> Dataset entries:
------------------------------------
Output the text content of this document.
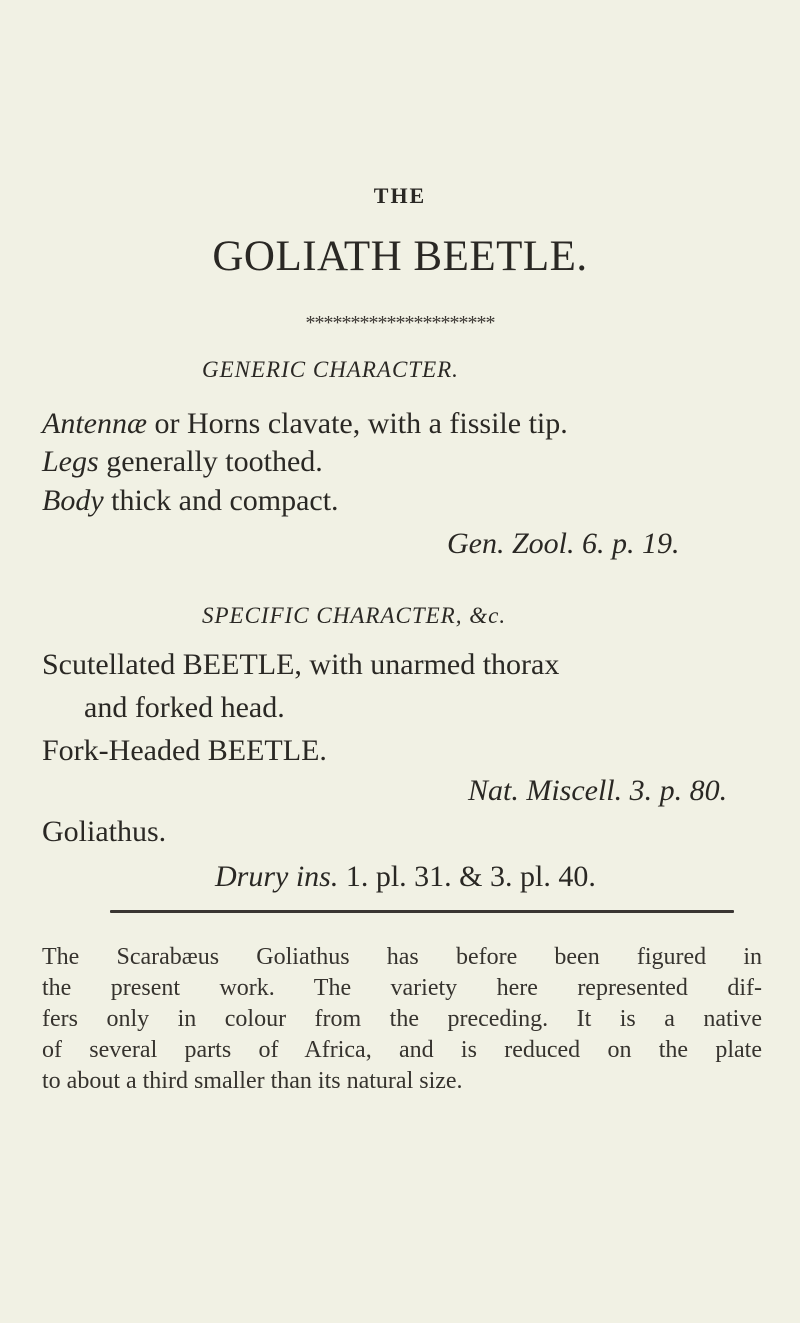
THE
GOLIATH BEETLE.
*********************
GENERIC CHARACTER.
Antennæ or Horns clavate, with a fissile tip.
Legs generally toothed.
Body thick and compact.
Gen. Zool. 6. p. 19.
SPECIFIC CHARACTER, &c.
Scutellated BEETLE, with unarmed thorax
and forked head.
Fork-Headed BEETLE.
Nat. Miscell. 3. p. 80.
Goliathus.
Drury ins. 1. pl. 31. & 3. pl. 40.
The Scarabæus Goliathus has before been figured in
the present work. The variety here represented dif-
fers only in colour from the preceding. It is a native
of several parts of Africa, and is reduced on the plate
to about a third smaller than its natural size.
------------------------------------
> Job: Using the material above, report each line where "CHARACTER" occurs.

> Task output:
GENERIC CHARACTER.
SPECIFIC CHARACTER, &c.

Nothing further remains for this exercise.